# Short exercise
Quote each line of the material verbatim, without the pictures.

++++ Information given ++++

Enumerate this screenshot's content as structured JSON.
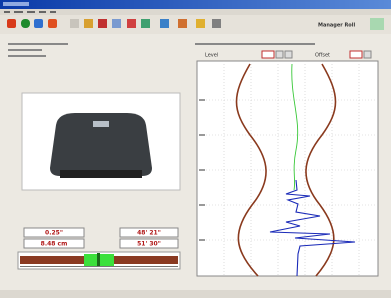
{
  "toolbar": {
    "user_label": "Manager Roll"
  },
  "profile": {
    "left_header": "Level",
    "right_header": "Offset"
  },
  "readouts": {
    "top_left": "0.25\"",
    "top_right": "48' 21\"",
    "bottom_left": "8.48 cm",
    "bottom_right": "51' 30\""
  }
}
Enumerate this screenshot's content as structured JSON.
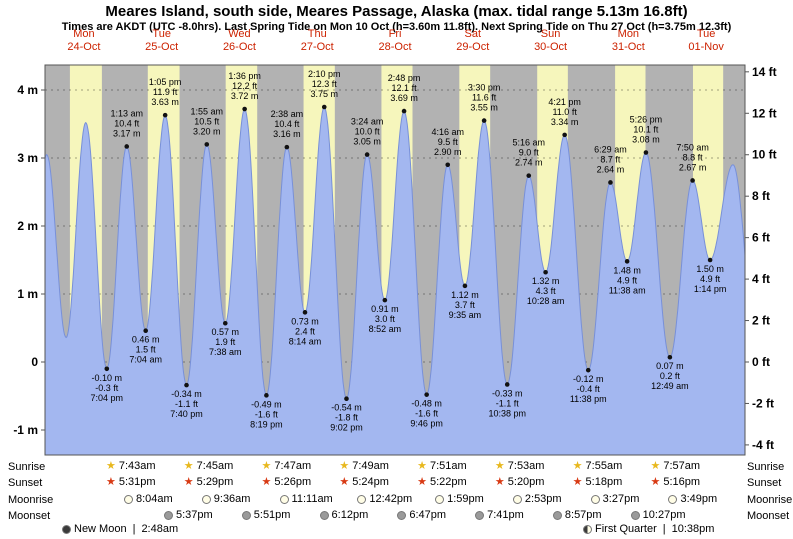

++++

# Answer in full
Enumerate this screenshot's content as structured JSON.
{
  "toolbar": {
    "user_label": "Manager Roll"
  },
  "profile": {
    "left_header": "Level",
    "right_header": "Offset"
  },
  "readouts": {
    "top_left": "0.25\"",
    "top_right": "48' 21\"",
    "bottom_left": "8.48 cm",
    "bottom_right": "51' 30\""
  }
}
Enumerate this screenshot's content as structured JSON.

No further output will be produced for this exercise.